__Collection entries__
"""

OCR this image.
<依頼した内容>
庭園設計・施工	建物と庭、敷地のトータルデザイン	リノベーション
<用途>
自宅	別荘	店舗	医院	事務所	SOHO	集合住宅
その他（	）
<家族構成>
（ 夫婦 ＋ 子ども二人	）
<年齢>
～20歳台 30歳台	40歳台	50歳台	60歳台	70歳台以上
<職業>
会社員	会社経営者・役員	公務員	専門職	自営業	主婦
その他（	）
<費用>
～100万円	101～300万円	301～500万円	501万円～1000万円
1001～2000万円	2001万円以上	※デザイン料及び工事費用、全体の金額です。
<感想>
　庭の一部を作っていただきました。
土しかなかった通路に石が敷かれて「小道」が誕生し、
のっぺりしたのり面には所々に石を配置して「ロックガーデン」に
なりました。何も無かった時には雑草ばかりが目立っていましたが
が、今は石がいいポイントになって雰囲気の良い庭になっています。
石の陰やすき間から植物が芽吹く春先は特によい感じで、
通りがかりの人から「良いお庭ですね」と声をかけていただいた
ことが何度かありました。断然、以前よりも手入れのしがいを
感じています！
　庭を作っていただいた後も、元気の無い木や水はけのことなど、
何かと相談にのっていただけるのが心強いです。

"""

__Task directions__
Extract each line of the listing above, copying it word for word.

__Exercise response__
OCR this image.
<依頼した内容>
庭園設計・施工	建物と庭、敷地のトータルデザイン	リノベーション
<用途>
自宅	別荘	店舗	医院	事務所	SOHO	集合住宅
その他（	）
<家族構成>
（ 夫婦 ＋ 子ども二人	）
<年齢>
～20歳台 30歳台	40歳台	50歳台	60歳台	70歳台以上
<職業>
会社員	会社経営者・役員	公務員	専門職	自営業	主婦
その他（	）
<費用>
～100万円	101～300万円	301～500万円	501万円～1000万円
1001～2000万円	2001万円以上	※デザイン料及び工事費用、全体の金額です。
<感想>
　庭の一部を作っていただきました。
土しかなかった通路に石が敷かれて「小道」が誕生し、
のっぺりしたのり面には所々に石を配置して「ロックガーデン」に
なりました。何も無かった時には雑草ばかりが目立っていましたが
が、今は石がいいポイントになって雰囲気の良い庭になっています。
石の陰やすき間から植物が芽吹く春先は特によい感じで、
通りがかりの人から「良いお庭ですね」と声をかけていただいた
ことが何度かありました。断然、以前よりも手入れのしがいを
感じています！
　庭を作っていただいた後も、元気の無い木や水はけのことなど、
何かと相談にのっていただけるのが心強いです。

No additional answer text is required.